- WHAT YOU SHOULD DO: Take from the listing each line that has the string "cars".

****************************************

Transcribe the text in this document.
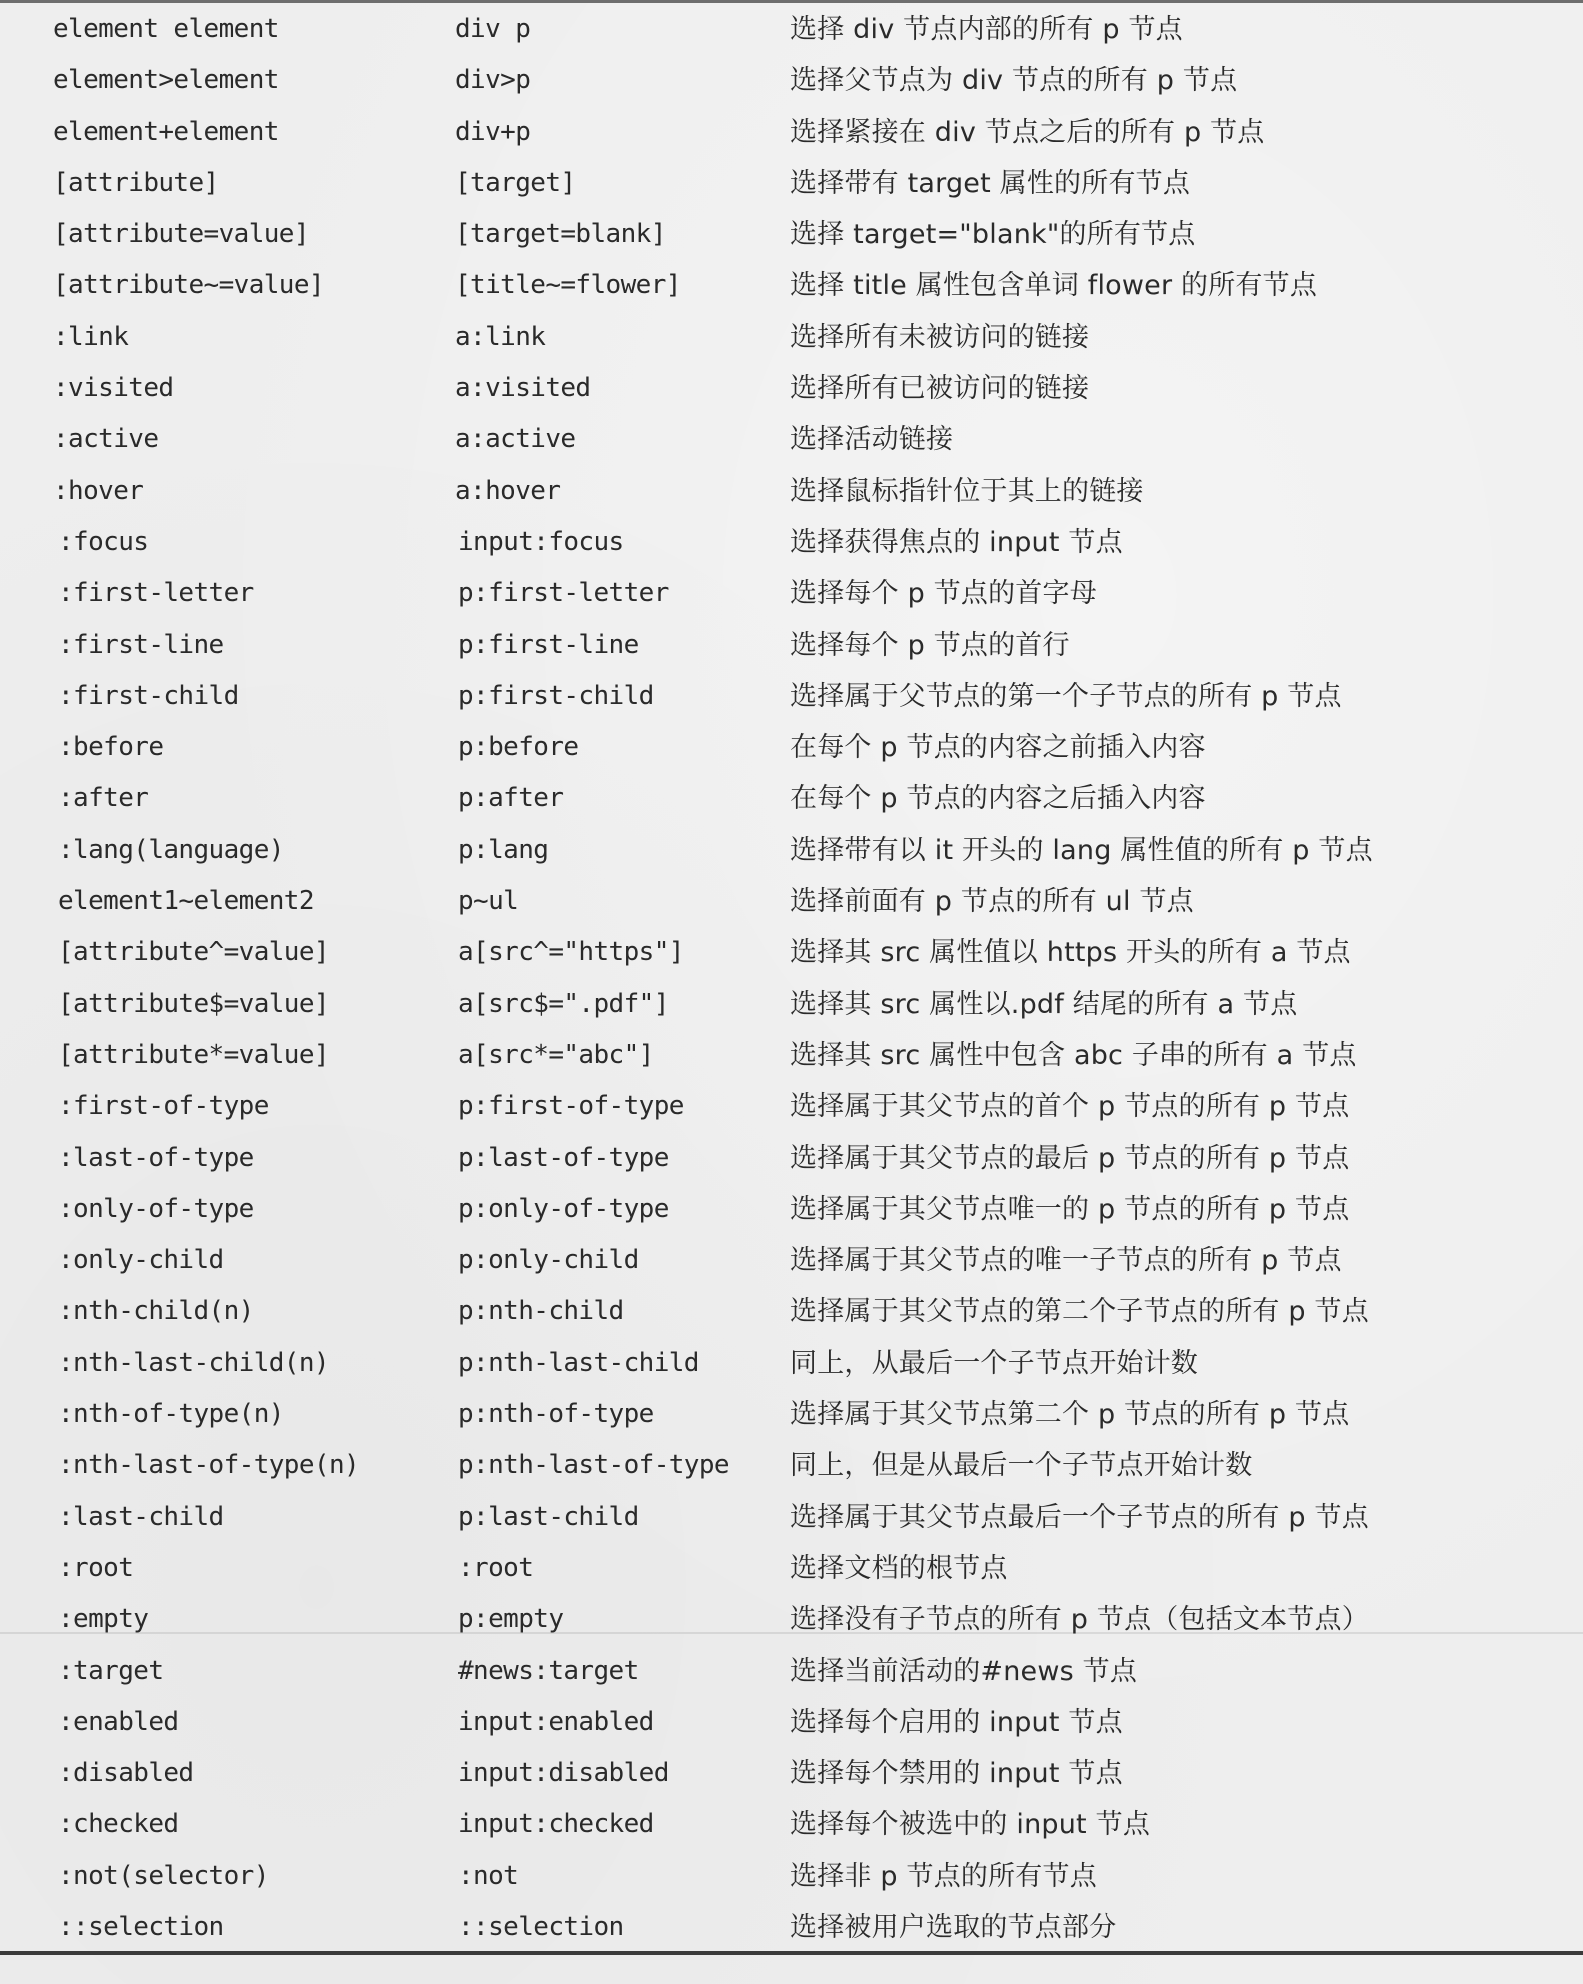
element element	div p	选择 div 节点内部的所有 p 节点
element>element	div>p	选择父节点为 div 节点的所有 p 节点
element+element	div+p	选择紧接在 div 节点之后的所有 p 节点
[attribute]	[target]	选择带有 target 属性的所有节点
[attribute=value]	[target=blank]	选择 target="blank"的所有节点
[attribute~=value]	[title~=flower]	选择 title 属性包含单词 flower 的所有节点
:link	a:link	选择所有未被访问的链接
:visited	a:visited	选择所有已被访问的链接
:active	a:active	选择活动链接
:hover	a:hover	选择鼠标指针位于其上的链接
:focus	input:focus	选择获得焦点的 input 节点
:first-letter	p:first-letter	选择每个 p 节点的首字母
:first-line	p:first-line	选择每个 p 节点的首行
:first-child	p:first-child	选择属于父节点的第一个子节点的所有 p 节点
:before	p:before	在每个 p 节点的内容之前插入内容
:after	p:after	在每个 p 节点的内容之后插入内容
:lang(language)	p:lang	选择带有以 it 开头的 lang 属性值的所有 p 节点
element1~element2	p~ul	选择前面有 p 节点的所有 ul 节点
[attribute^=value]	a[src^="https"]	选择其 src 属性值以 https 开头的所有 a 节点
[attribute$=value]	a[src$=".pdf"]	选择其 src 属性以.pdf 结尾的所有 a 节点
[attribute*=value]	a[src*="abc"]	选择其 src 属性中包含 abc 子串的所有 a 节点
:first-of-type	p:first-of-type	选择属于其父节点的首个 p 节点的所有 p 节点
:last-of-type	p:last-of-type	选择属于其父节点的最后 p 节点的所有 p 节点
:only-of-type	p:only-of-type	选择属于其父节点唯一的 p 节点的所有 p 节点
:only-child	p:only-child	选择属于其父节点的唯一子节点的所有 p 节点
:nth-child(n)	p:nth-child	选择属于其父节点的第二个子节点的所有 p 节点
:nth-last-child(n)	p:nth-last-child	同上，从最后一个子节点开始计数
:nth-of-type(n)	p:nth-of-type	选择属于其父节点第二个 p 节点的所有 p 节点
:nth-last-of-type(n)	p:nth-last-of-type 同上，但是从最后一个子节点开始计数
:last-child	p:last-child	选择属于其父节点最后一个子节点的所有 p 节点
:root	:root	选择文档的根节点
:empty	p:empty	选择没有子节点的所有 p 节点（包括文本节点）
:target	#news:target	选择当前活动的#news 节点
:enabled	input:enabled	选择每个启用的 input 节点
:disabled	input:disabled	选择每个禁用的 input 节点
:checked	input:checked	选择每个被选中的 input 节点
:not(selector)	:not	选择非 p 节点的所有节点
::selection	::selection	选择被用户选取的节点部分
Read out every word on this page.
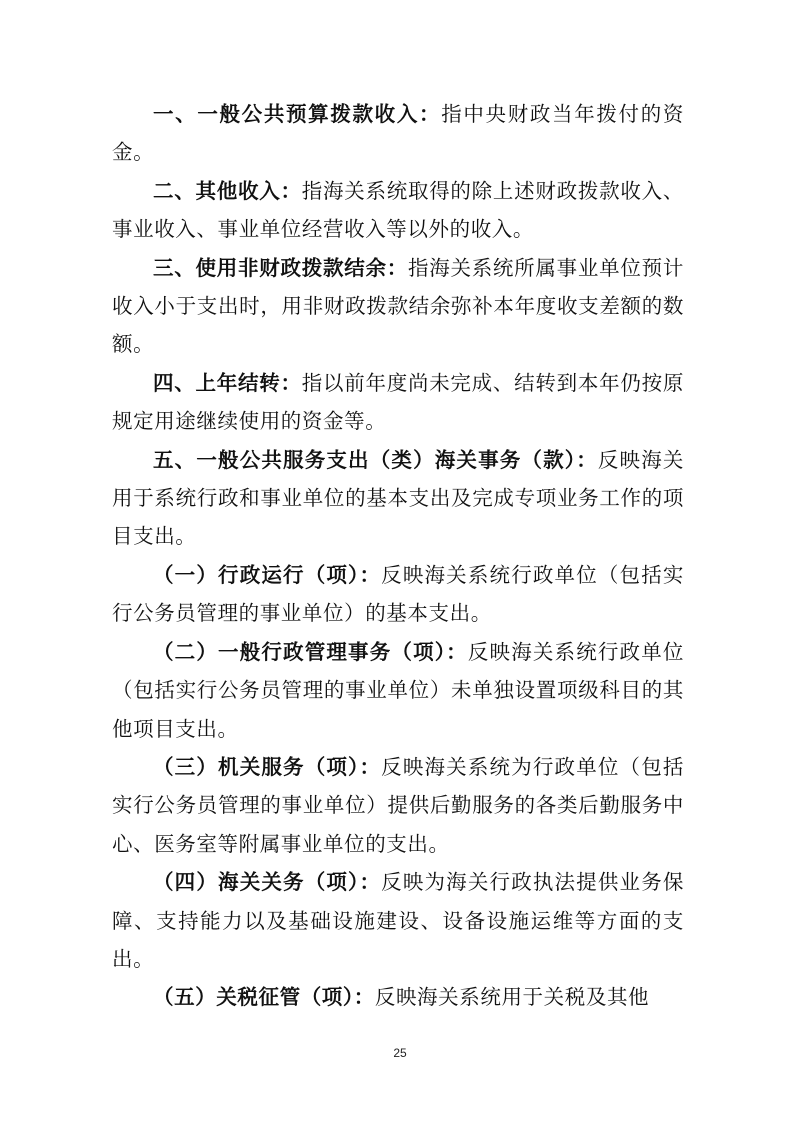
一、一般公共预算拨款收入：指中央财政当年拨付的资金。

二、其他收入：指海关系统取得的除上述财政拨款收入、事业收入、事业单位经营收入等以外的收入。

三、使用非财政拨款结余：指海关系统所属事业单位预计收入小于支出时，用非财政拨款结余弥补本年度收支差额的数额。

四、上年结转：指以前年度尚未完成、结转到本年仍按原规定用途继续使用的资金等。

五、一般公共服务支出（类）海关事务（款）：反映海关用于系统行政和事业单位的基本支出及完成专项业务工作的项目支出。

（一）行政运行（项）：反映海关系统行政单位（包括实行公务员管理的事业单位）的基本支出。

（二）一般行政管理事务（项）：反映海关系统行政单位（包括实行公务员管理的事业单位）未单独设置项级科目的其他项目支出。

（三）机关服务（项）：反映海关系统为行政单位（包括实行公务员管理的事业单位）提供后勤服务的各类后勤服务中心、医务室等附属事业单位的支出。

（四）海关关务（项）：反映为海关行政执法提供业务保障、支持能力以及基础设施建设、设备设施运维等方面的支出。

（五）关税征管（项）：反映海关系统用于关税及其他

25
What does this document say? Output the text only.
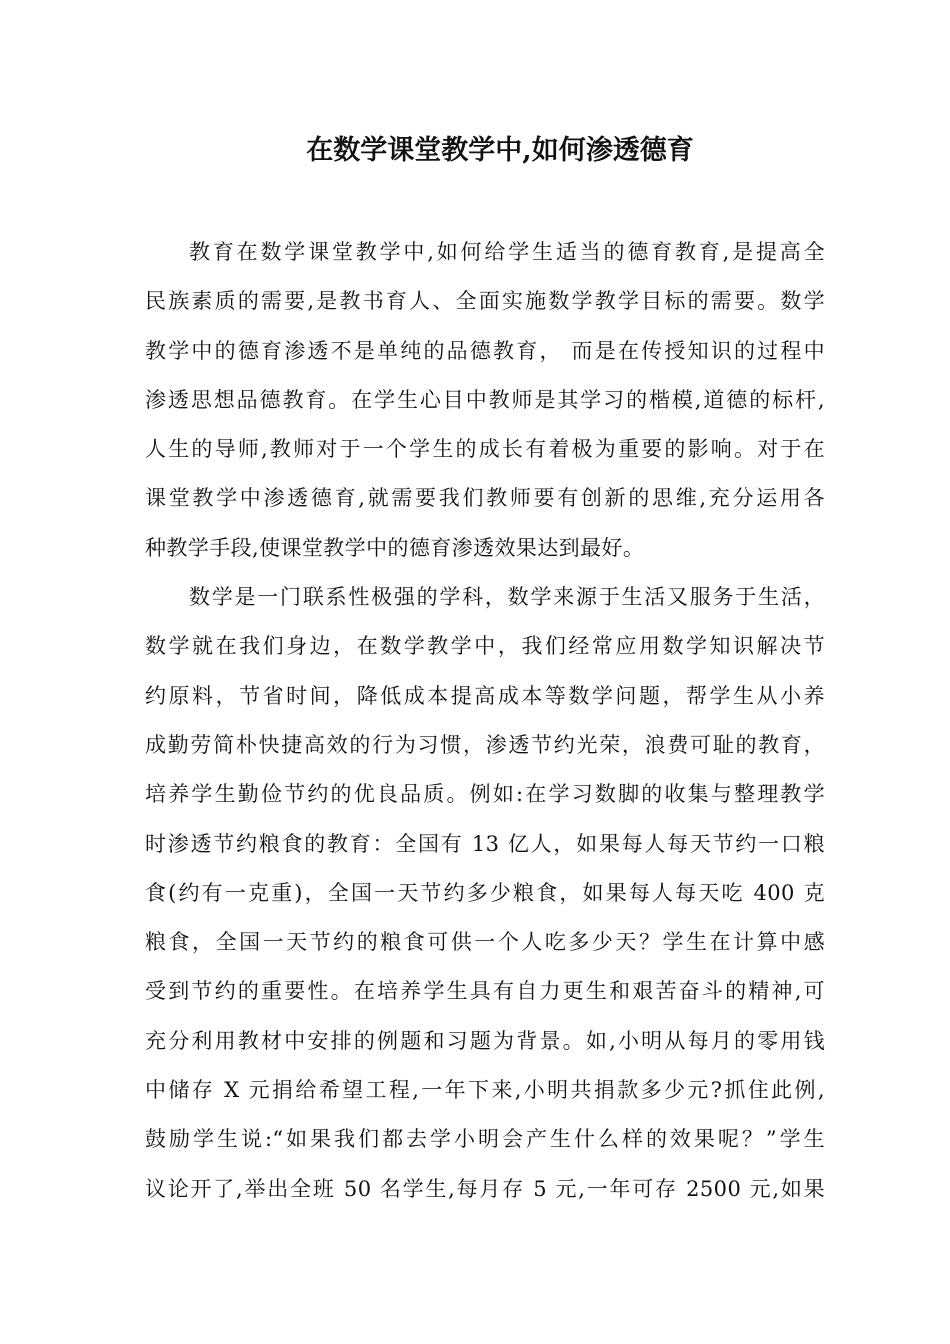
在数学课堂教学中,如何渗透德育
教育在数学课堂教学中,如何给学生适当的德育教育,是提高全
民族素质的需要,是教书育人、全面实施数学教学目标的需要。数学
教学中的德育渗透不是单纯的品德教育， 而是在传授知识的过程中
渗透思想品德教育。在学生心目中教师是其学习的楷模,道德的标杆,
人生的导师,教师对于一个学生的成长有着极为重要的影响。对于在
课堂教学中渗透德育,就需要我们教师要有创新的思维,充分运用各
种教学手段,使课堂教学中的德育渗透效果达到最好。
数学是一门联系性极强的学科，数学来源于生活又服务于生活，
数学就在我们身边，在数学教学中，我们经常应用数学知识解决节
约原料，节省时间，降低成本提高成本等数学问题，帮学生从小养
成勤劳简朴快捷高效的行为习惯，渗透节约光荣，浪费可耻的教育，
培养学生勤俭节约的优良品质。例如:在学习数脚的收集与整理教学
时渗透节约粮食的教育：全国有 13 亿人，如果每人每天节约一口粮
食(约有一克重)，全国一天节约多少粮食，如果每人每天吃 400 克
粮食，全国一天节约的粮食可供一个人吃多少天？学生在计算中感
受到节约的重要性。在培养学生具有自力更生和艰苦奋斗的精神,可
充分利用教材中安排的例题和习题为背景。如,小明从每月的零用钱
中储存 X 元捐给希望工程,一年下来,小明共捐款多少元?抓住此例,
鼓励学生说:“如果我们都去学小明会产生什么样的效果呢？”学生
议论开了,举出全班 50 名学生,每月存 5 元,一年可存 2500 元,如果
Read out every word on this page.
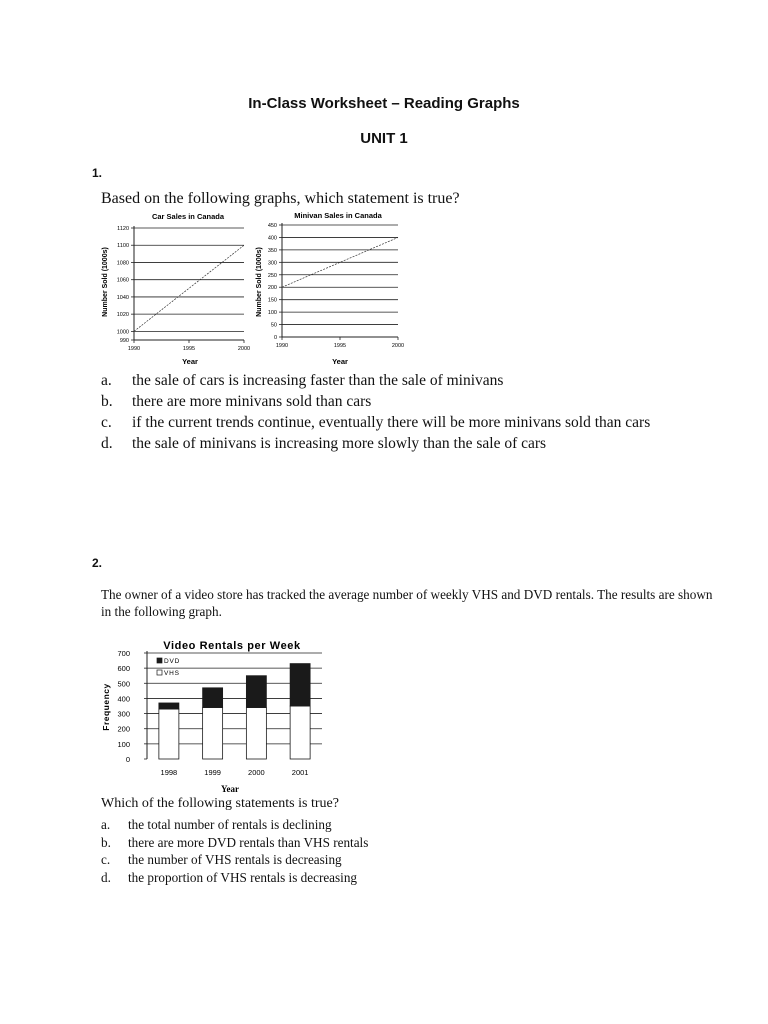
In-Class Worksheet – Reading Graphs
UNIT 1
1.
Based on the following graphs, which statement is true?
Car Sales in Canada
Number Sold (1000s)
Year
990
1000
1020
1040
1060
1080
1100
1120
1990	1995	2000
Minivan Sales in Canada
Number Sold (1000s)
Year
0
50
100
150
200
250
300
350
400
450
1990	1995	2000
a.	the sale of cars is increasing faster than the sale of minivans
b.	there are more minivans sold than cars
c.	if the current trends continue, eventually there will be more minivans sold than cars
d.	the sale of minivans is increasing more slowly than the sale of cars
2.
The owner of a video store has tracked the average number of weekly VHS and DVD rentals. The results are shown in the following graph.
Video Rentals per Week
Frequency
Year
0
100
200
300
400
500
600
700
1998	1999	2000	2001
DVD
VHS
Which of the following statements is true?
a.	the total number of rentals is declining
b.	there are more DVD rentals than VHS rentals
c.	the number of VHS rentals is decreasing
d.	the proportion of VHS rentals is decreasing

****************************************

- RESPONSE FOR THIS EXERCISE:
a.	the sale of cars is increasing faster than the sale of minivans
b.	there are more minivans sold than cars
c.	if the current trends continue, eventually there will be more minivans sold than cars
d.	the sale of minivans is increasing more slowly than the sale of cars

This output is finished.